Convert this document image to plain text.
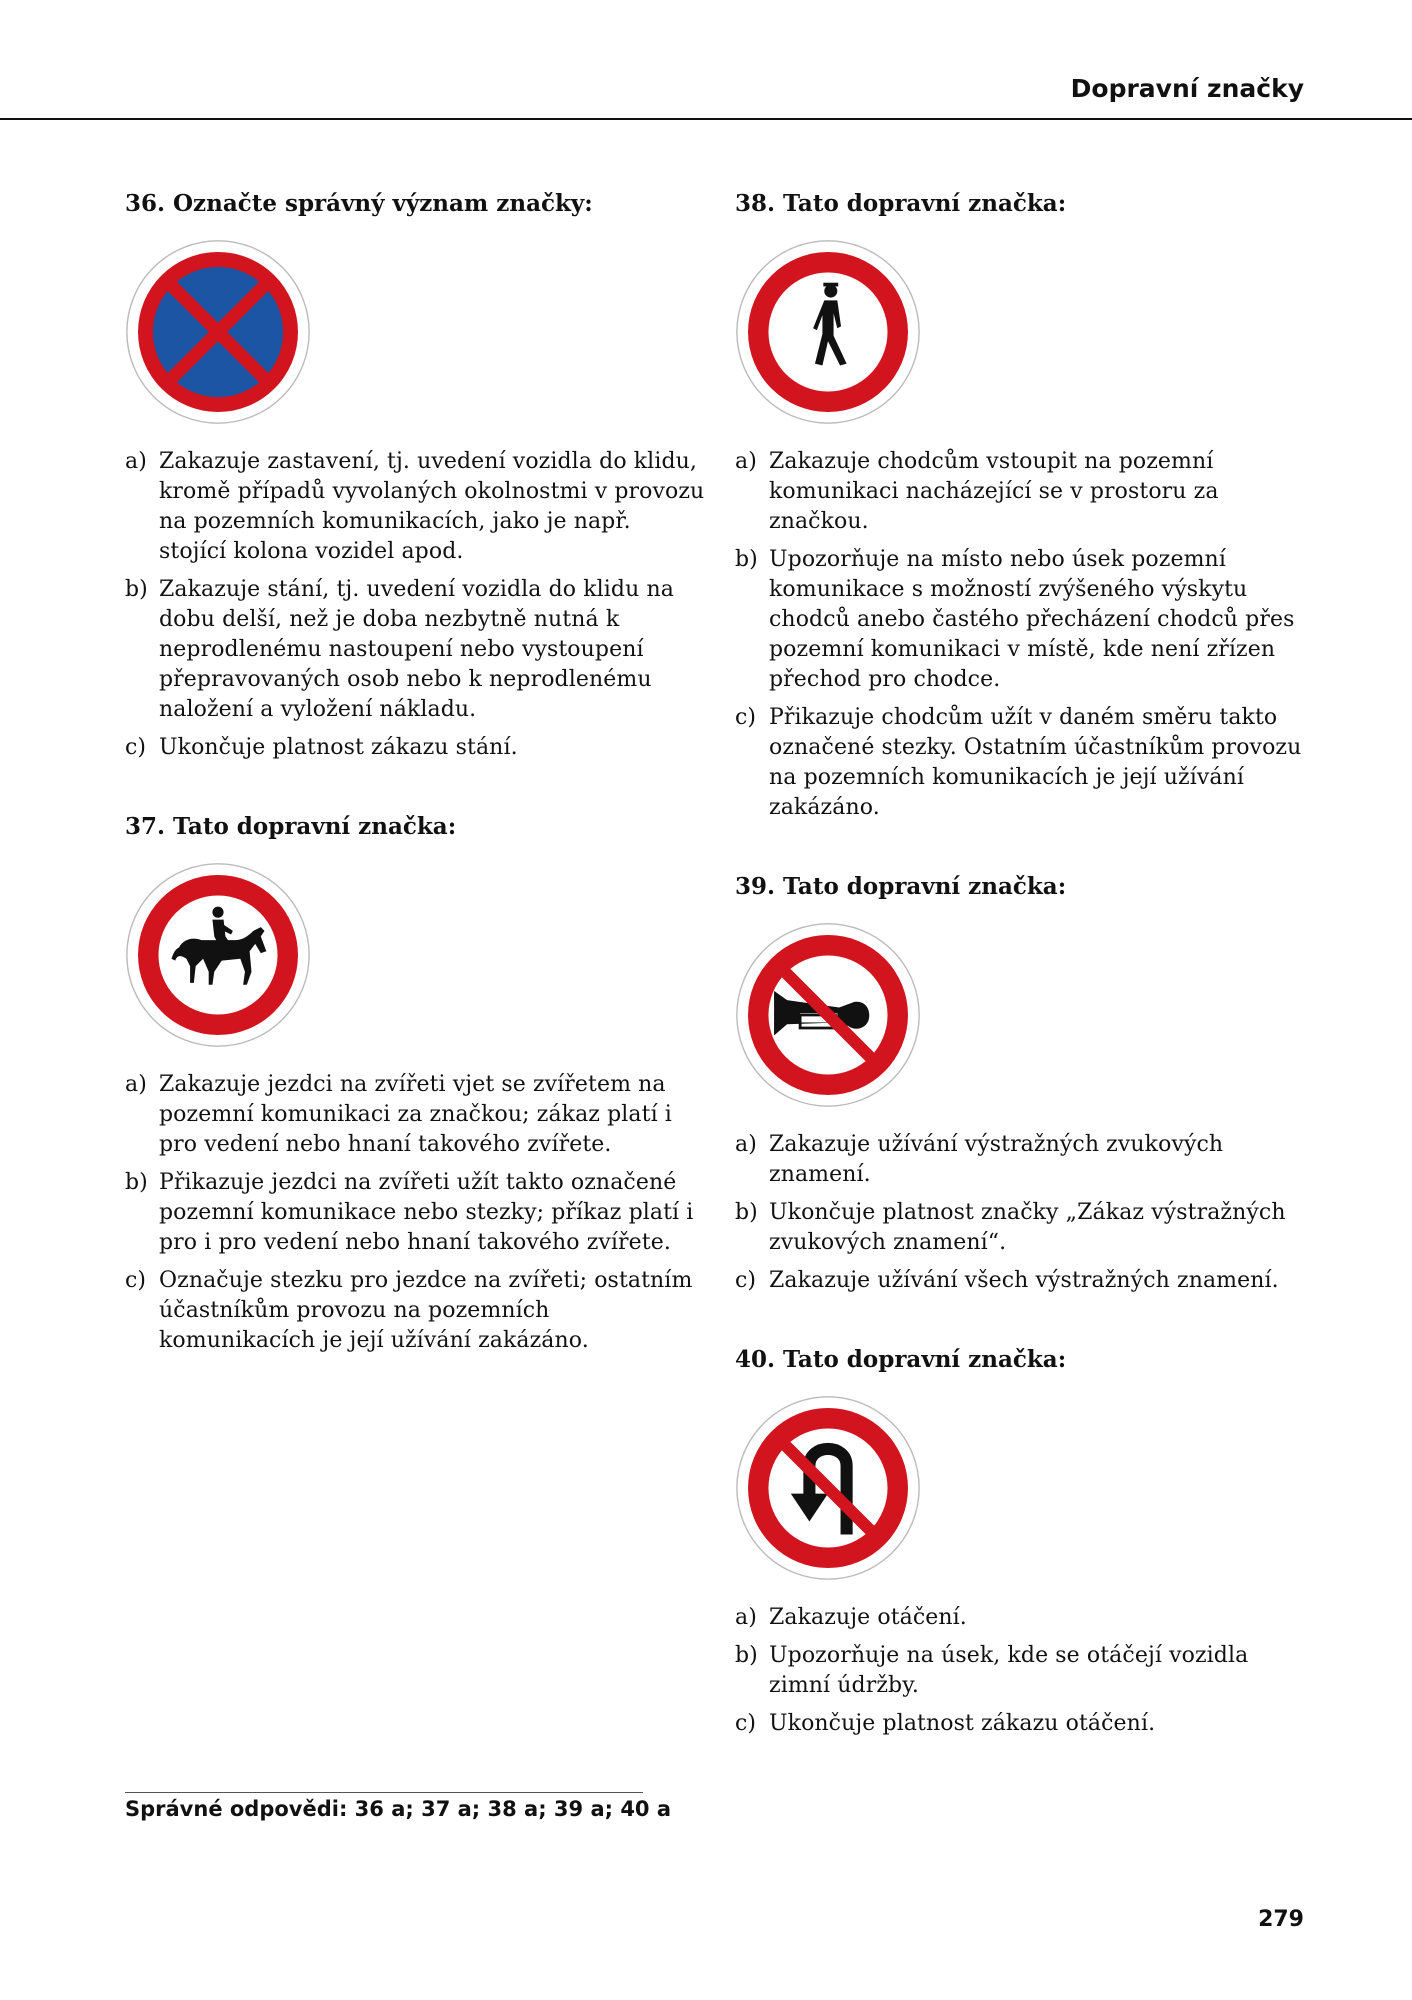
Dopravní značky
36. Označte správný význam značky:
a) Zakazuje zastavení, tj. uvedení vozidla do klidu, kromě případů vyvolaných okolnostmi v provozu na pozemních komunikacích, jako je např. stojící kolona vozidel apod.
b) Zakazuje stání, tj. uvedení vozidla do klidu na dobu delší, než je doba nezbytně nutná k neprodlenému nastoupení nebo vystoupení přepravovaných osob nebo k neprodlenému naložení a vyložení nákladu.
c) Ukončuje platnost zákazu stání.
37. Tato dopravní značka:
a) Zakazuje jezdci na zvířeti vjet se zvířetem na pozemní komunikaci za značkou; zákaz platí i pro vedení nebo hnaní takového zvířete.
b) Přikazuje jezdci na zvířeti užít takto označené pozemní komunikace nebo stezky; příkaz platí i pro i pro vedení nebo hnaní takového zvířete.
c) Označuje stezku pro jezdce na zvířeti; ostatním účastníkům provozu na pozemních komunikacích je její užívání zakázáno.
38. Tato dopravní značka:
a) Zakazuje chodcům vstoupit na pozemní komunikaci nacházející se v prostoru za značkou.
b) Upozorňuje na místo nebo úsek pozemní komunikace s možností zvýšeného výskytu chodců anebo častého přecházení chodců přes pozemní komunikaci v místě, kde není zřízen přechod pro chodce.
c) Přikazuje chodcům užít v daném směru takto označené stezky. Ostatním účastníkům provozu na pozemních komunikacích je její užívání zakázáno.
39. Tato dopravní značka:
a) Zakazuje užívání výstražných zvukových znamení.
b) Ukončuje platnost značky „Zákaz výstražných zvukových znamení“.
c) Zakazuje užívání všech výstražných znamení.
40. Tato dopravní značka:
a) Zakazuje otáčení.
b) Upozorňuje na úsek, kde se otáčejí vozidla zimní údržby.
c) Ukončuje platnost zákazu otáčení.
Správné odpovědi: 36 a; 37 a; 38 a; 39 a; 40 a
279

****

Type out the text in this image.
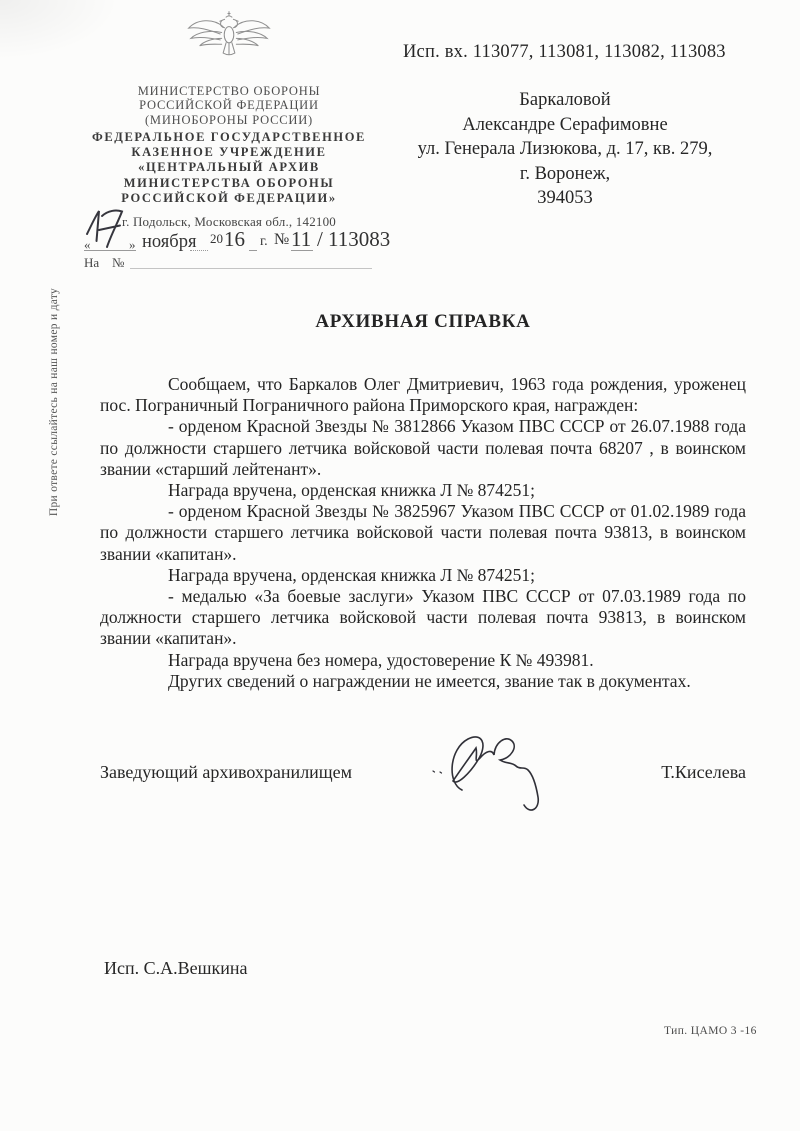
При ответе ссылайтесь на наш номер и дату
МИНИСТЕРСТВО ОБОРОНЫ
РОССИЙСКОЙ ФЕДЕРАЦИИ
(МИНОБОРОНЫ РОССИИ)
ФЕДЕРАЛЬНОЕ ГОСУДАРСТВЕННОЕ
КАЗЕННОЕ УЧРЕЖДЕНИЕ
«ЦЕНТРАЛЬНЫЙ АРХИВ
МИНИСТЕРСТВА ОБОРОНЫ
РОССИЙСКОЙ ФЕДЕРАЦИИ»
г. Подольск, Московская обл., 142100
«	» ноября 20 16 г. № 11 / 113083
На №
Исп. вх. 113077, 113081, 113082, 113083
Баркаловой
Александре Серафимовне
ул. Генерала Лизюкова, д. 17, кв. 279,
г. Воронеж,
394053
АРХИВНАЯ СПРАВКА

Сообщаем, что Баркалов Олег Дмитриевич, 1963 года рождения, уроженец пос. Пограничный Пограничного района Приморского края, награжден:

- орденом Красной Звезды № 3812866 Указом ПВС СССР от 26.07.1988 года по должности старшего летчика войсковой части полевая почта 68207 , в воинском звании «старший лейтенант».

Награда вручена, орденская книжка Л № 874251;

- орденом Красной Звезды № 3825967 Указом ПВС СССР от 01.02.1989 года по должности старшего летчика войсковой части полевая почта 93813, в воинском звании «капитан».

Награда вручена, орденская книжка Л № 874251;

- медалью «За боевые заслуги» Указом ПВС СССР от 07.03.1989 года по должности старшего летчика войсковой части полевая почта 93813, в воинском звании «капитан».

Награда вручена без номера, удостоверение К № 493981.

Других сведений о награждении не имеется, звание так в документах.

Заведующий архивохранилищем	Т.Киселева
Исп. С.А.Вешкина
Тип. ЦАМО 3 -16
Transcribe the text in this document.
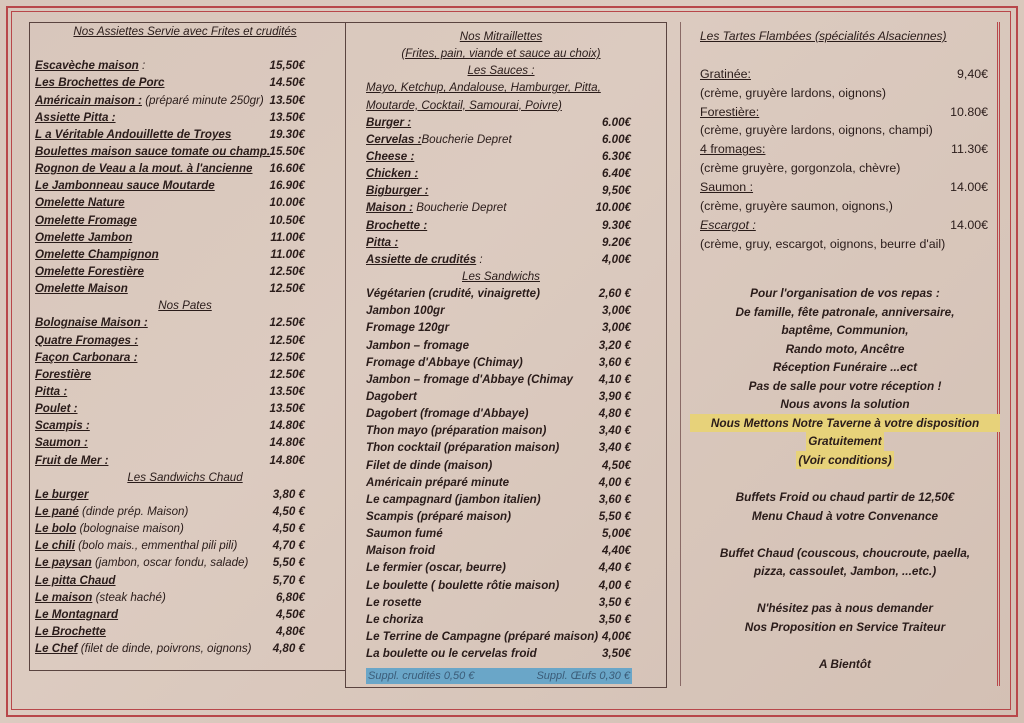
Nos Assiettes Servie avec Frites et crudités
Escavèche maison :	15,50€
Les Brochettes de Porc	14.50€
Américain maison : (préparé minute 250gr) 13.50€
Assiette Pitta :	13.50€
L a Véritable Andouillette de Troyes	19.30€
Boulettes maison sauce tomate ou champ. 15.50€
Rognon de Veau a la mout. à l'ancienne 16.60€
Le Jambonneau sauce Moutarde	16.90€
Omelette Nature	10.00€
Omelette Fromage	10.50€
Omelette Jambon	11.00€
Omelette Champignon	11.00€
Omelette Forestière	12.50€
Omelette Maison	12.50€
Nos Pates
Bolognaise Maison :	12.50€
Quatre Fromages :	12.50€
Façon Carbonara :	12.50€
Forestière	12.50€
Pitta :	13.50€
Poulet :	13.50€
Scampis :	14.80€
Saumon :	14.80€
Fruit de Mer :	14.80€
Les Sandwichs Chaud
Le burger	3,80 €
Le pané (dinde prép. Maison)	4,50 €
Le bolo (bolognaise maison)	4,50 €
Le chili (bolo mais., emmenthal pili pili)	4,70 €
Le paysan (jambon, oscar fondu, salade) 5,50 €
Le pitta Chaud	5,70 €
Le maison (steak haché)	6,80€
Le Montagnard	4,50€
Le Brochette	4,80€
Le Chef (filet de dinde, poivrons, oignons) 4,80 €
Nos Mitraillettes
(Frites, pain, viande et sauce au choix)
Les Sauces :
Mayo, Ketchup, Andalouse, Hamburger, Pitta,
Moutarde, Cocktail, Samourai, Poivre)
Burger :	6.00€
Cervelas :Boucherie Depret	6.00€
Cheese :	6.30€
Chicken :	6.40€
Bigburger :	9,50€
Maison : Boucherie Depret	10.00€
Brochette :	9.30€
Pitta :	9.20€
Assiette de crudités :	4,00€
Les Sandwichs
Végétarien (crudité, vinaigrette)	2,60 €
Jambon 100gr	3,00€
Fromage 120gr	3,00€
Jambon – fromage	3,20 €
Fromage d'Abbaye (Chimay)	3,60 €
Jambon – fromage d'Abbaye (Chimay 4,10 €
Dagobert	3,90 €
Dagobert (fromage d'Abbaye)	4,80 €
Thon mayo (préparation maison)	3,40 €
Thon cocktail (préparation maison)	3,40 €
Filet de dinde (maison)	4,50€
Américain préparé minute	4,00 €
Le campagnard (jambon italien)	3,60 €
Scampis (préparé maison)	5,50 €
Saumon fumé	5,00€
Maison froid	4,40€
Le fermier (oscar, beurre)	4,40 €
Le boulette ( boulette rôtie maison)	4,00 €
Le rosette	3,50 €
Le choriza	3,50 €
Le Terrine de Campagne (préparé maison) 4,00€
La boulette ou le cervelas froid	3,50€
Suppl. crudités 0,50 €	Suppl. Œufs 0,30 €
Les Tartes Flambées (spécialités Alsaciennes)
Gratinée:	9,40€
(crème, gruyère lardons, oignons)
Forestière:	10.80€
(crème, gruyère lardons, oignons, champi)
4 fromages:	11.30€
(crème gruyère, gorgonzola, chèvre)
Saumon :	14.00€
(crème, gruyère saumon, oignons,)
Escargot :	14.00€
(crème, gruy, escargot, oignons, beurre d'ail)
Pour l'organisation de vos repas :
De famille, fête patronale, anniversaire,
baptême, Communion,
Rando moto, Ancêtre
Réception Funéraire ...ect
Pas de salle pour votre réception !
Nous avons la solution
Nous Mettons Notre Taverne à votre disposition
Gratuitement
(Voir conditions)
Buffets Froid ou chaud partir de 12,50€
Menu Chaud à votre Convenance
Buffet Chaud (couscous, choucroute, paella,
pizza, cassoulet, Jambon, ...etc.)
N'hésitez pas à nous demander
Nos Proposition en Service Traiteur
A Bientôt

****

### Exercise aim
Report only a number: how many lines in the material above contain the string "zvukových".

### Final result
2